• [TO BE DONE]: Restate the full listing word for word and leave the pictures out.

[Extracted records]
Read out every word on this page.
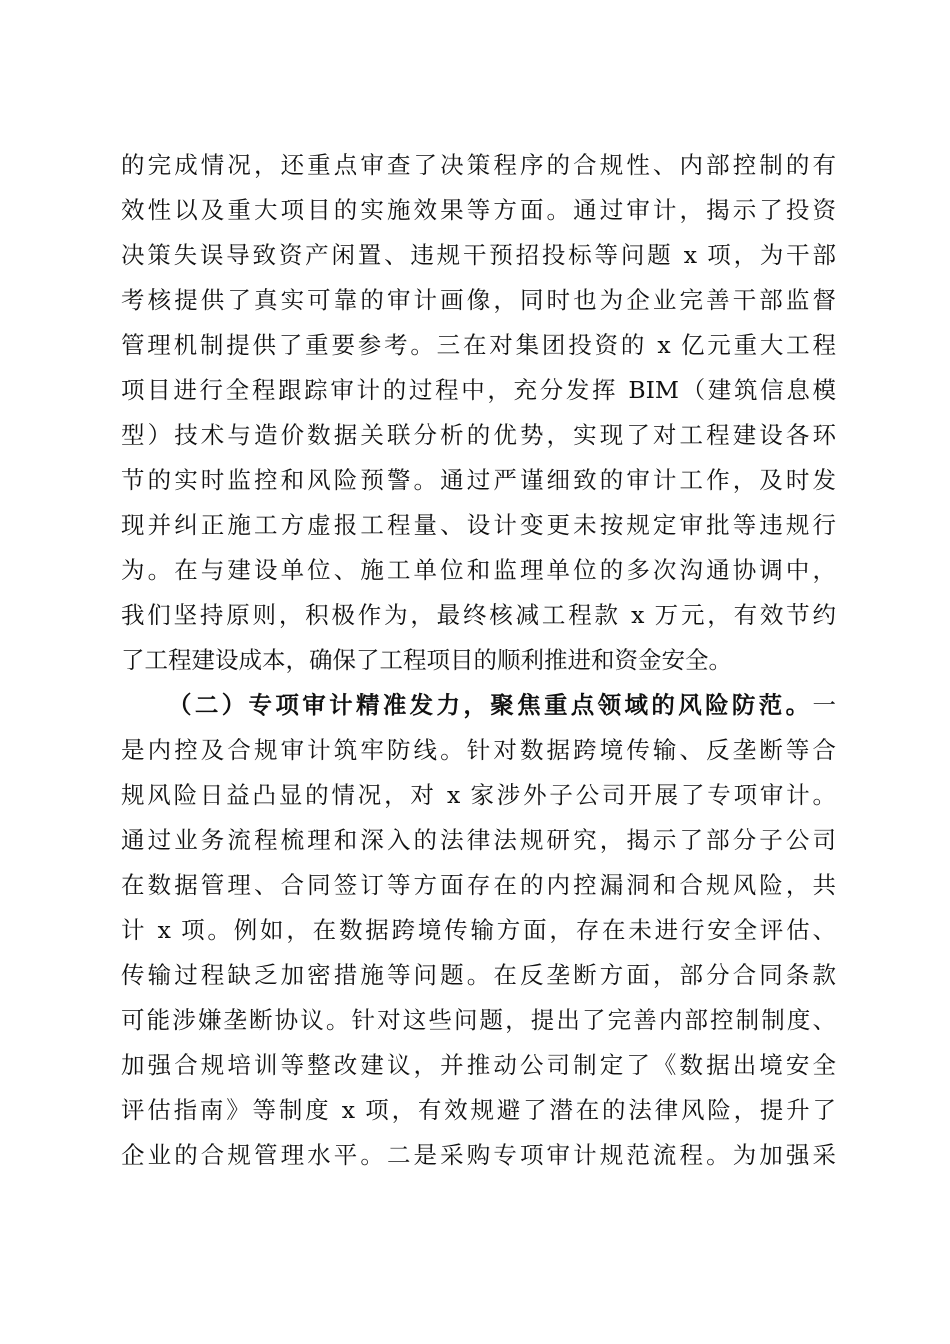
的完成情况，还重点审查了决策程序的合规性、内部控制的有
效性以及重大项目的实施效果等方面。通过审计，揭示了投资
决策失误导致资产闲置、违规干预招投标等问题 x 项，为干部
考核提供了真实可靠的审计画像，同时也为企业完善干部监督
管理机制提供了重要参考。三在对集团投资的 x 亿元重大工程
项目进行全程跟踪审计的过程中，充分发挥 BIM（建筑信息模
型）技术与造价数据关联分析的优势，实现了对工程建设各环
节的实时监控和风险预警。通过严谨细致的审计工作，及时发
现并纠正施工方虚报工程量、设计变更未按规定审批等违规行
为。在与建设单位、施工单位和监理单位的多次沟通协调中，
我们坚持原则，积极作为，最终核减工程款 x 万元，有效节约
了工程建设成本，确保了工程项目的顺利推进和资金安全。
（二）专项审计精准发力，聚焦重点领域的风险防范。一
是内控及合规审计筑牢防线。针对数据跨境传输、反垄断等合
规风险日益凸显的情况，对 x 家涉外子公司开展了专项审计。
通过业务流程梳理和深入的法律法规研究，揭示了部分子公司
在数据管理、合同签订等方面存在的内控漏洞和合规风险，共
计 x 项。例如，在数据跨境传输方面，存在未进行安全评估、
传输过程缺乏加密措施等问题。在反垄断方面，部分合同条款
可能涉嫌垄断协议。针对这些问题，提出了完善内部控制制度、
加强合规培训等整改建议，并推动公司制定了《数据出境安全
评估指南》等制度 x 项，有效规避了潜在的法律风险，提升了
企业的合规管理水平。二是采购专项审计规范流程。为加强采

• [WORKED SOLUTION]:
Read out every word on this page.
的完成情况，还重点审查了决策程序的合规性、内部控制的有
效性以及重大项目的实施效果等方面。通过审计，揭示了投资
决策失误导致资产闲置、违规干预招投标等问题 x 项，为干部
考核提供了真实可靠的审计画像，同时也为企业完善干部监督
管理机制提供了重要参考。三在对集团投资的 x 亿元重大工程
项目进行全程跟踪审计的过程中，充分发挥 BIM（建筑信息模
型）技术与造价数据关联分析的优势，实现了对工程建设各环
节的实时监控和风险预警。通过严谨细致的审计工作，及时发
现并纠正施工方虚报工程量、设计变更未按规定审批等违规行
为。在与建设单位、施工单位和监理单位的多次沟通协调中，
我们坚持原则，积极作为，最终核减工程款 x 万元，有效节约
了工程建设成本，确保了工程项目的顺利推进和资金安全。
（二）专项审计精准发力，聚焦重点领域的风险防范。一
是内控及合规审计筑牢防线。针对数据跨境传输、反垄断等合
规风险日益凸显的情况，对 x 家涉外子公司开展了专项审计。
通过业务流程梳理和深入的法律法规研究，揭示了部分子公司
在数据管理、合同签订等方面存在的内控漏洞和合规风险，共
计 x 项。例如，在数据跨境传输方面，存在未进行安全评估、
传输过程缺乏加密措施等问题。在反垄断方面，部分合同条款
可能涉嫌垄断协议。针对这些问题，提出了完善内部控制制度、
加强合规培训等整改建议，并推动公司制定了《数据出境安全
评估指南》等制度 x 项，有效规避了潜在的法律风险，提升了
企业的合规管理水平。二是采购专项审计规范流程。为加强采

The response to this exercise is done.